--- TASK GOAL ---
Copy out every line in the entries below that includes "name".

Records:
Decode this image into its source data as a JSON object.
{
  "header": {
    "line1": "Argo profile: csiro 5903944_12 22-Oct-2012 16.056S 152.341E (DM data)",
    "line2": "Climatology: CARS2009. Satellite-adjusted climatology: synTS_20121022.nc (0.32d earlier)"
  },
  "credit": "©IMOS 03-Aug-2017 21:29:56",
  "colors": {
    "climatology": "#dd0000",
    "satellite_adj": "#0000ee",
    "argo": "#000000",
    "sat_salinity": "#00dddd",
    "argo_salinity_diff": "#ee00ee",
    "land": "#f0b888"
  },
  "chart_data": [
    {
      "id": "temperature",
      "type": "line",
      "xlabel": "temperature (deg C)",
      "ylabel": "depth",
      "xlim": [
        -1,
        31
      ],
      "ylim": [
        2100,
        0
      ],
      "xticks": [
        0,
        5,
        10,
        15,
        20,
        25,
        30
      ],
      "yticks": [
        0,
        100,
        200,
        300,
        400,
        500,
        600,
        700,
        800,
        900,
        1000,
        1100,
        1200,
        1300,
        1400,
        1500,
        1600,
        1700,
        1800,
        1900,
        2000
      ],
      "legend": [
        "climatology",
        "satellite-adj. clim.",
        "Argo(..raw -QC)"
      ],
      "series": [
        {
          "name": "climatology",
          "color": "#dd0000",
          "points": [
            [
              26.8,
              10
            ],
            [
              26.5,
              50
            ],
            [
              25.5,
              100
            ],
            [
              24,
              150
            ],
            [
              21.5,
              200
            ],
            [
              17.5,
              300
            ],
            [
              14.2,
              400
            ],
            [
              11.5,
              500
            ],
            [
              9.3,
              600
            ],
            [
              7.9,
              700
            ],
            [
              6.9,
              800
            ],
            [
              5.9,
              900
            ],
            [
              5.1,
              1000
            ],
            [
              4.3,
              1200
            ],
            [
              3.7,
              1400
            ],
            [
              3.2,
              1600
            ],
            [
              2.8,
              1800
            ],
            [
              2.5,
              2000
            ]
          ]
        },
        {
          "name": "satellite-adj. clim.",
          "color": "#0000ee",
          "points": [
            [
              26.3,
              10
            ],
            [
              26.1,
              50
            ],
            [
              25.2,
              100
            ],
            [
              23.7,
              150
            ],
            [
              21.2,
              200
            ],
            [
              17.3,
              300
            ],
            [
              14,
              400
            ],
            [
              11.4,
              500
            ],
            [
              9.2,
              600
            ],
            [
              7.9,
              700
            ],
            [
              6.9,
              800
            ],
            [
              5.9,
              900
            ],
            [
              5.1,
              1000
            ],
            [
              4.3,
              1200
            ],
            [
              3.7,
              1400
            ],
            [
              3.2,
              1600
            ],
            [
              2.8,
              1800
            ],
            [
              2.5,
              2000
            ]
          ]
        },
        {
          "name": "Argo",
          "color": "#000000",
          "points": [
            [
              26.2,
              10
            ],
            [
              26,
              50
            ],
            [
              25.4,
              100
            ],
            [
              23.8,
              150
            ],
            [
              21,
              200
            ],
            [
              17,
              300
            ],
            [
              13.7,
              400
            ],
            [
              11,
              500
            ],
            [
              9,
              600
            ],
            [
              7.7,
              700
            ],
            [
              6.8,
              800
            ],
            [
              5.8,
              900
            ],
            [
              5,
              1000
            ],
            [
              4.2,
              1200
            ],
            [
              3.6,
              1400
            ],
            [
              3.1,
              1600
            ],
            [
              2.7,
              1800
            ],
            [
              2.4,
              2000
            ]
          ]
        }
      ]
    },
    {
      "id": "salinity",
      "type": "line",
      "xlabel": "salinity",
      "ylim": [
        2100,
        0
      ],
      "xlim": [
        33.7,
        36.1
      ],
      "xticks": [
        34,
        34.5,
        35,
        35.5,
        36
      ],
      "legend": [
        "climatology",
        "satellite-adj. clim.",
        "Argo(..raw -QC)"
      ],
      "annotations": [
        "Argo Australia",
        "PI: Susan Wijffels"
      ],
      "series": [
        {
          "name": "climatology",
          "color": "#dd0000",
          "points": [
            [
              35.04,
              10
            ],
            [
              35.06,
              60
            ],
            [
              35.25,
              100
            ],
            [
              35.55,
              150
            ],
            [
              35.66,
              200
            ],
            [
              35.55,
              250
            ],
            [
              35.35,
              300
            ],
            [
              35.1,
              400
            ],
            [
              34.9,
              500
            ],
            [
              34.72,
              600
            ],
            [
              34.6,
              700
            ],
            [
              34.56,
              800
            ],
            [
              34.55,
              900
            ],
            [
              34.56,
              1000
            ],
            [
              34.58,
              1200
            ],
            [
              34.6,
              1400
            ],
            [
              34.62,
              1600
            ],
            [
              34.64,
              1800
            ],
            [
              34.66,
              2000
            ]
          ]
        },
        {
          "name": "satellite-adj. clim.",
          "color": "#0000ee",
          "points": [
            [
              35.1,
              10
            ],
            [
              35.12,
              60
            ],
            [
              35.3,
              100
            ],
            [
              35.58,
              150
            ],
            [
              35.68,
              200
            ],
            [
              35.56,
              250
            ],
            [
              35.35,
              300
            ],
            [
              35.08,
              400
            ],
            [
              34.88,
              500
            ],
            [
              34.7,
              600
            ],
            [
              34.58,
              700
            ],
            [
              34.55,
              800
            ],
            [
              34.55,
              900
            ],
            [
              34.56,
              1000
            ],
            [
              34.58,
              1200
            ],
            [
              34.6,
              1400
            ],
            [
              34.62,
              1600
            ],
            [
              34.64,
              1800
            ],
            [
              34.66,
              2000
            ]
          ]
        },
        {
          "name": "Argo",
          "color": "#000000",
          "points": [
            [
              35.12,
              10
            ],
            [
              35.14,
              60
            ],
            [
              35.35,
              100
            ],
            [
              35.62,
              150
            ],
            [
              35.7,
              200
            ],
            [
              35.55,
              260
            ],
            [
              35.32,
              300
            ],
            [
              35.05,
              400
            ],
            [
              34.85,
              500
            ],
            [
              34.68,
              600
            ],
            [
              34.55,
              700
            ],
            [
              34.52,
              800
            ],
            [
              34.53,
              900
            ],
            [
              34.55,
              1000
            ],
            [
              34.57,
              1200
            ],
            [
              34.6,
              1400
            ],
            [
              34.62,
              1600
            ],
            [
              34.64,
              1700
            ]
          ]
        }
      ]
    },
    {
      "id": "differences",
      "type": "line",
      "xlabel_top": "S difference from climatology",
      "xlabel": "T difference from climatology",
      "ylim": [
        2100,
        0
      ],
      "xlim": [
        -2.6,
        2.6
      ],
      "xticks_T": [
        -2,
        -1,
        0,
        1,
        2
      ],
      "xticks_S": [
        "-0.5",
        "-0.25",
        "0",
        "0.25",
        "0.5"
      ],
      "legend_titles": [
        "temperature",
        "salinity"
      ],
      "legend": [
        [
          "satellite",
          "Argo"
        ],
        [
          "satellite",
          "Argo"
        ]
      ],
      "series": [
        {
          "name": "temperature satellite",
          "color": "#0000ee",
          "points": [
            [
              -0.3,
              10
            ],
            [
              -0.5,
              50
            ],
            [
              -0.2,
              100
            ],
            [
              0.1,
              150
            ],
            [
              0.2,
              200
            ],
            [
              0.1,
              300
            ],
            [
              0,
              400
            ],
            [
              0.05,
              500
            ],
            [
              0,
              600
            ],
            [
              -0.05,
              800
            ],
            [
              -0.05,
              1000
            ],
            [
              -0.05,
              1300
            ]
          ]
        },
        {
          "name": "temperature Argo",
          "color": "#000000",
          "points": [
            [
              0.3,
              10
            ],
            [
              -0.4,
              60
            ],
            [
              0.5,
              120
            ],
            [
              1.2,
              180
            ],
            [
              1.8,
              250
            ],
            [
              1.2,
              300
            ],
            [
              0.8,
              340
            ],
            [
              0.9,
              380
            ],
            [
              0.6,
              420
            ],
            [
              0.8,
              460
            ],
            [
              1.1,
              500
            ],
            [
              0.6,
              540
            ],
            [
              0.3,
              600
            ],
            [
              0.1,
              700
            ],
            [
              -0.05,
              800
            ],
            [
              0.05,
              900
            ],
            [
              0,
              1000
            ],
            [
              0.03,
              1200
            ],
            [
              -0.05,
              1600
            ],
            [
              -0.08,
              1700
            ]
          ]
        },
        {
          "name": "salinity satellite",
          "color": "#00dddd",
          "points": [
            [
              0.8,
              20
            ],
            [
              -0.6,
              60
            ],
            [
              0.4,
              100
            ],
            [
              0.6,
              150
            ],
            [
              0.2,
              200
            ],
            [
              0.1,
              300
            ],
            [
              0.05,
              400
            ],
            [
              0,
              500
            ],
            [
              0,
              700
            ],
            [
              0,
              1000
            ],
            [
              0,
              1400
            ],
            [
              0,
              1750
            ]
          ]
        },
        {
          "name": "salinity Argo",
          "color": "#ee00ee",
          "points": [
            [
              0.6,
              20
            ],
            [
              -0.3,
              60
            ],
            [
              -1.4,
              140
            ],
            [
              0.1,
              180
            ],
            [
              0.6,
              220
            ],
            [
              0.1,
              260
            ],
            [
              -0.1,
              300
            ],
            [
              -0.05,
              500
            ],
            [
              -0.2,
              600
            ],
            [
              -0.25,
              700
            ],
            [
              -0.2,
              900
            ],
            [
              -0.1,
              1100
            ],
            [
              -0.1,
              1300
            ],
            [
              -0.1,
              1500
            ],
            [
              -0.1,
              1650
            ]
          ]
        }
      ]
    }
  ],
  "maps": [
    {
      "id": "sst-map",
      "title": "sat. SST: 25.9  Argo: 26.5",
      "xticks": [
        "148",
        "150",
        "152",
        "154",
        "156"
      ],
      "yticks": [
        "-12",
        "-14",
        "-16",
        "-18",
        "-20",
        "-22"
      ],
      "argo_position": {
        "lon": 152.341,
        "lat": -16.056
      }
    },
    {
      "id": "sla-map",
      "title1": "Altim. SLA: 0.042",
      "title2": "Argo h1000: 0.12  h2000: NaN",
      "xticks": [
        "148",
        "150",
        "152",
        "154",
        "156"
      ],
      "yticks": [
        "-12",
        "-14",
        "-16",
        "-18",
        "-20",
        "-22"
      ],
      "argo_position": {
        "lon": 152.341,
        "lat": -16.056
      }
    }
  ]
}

--- RESULT FOR THIS EXERCISE ---
          "name": "climatology",
          "name": "satellite-adj. clim.",
          "name": "Argo",
          "name": "climatology",
          "name": "satellite-adj. clim.",
          "name": "Argo",
          "name": "temperature satellite",
          "name": "temperature Argo",
          "name": "salinity satellite",
          "name": "salinity Argo",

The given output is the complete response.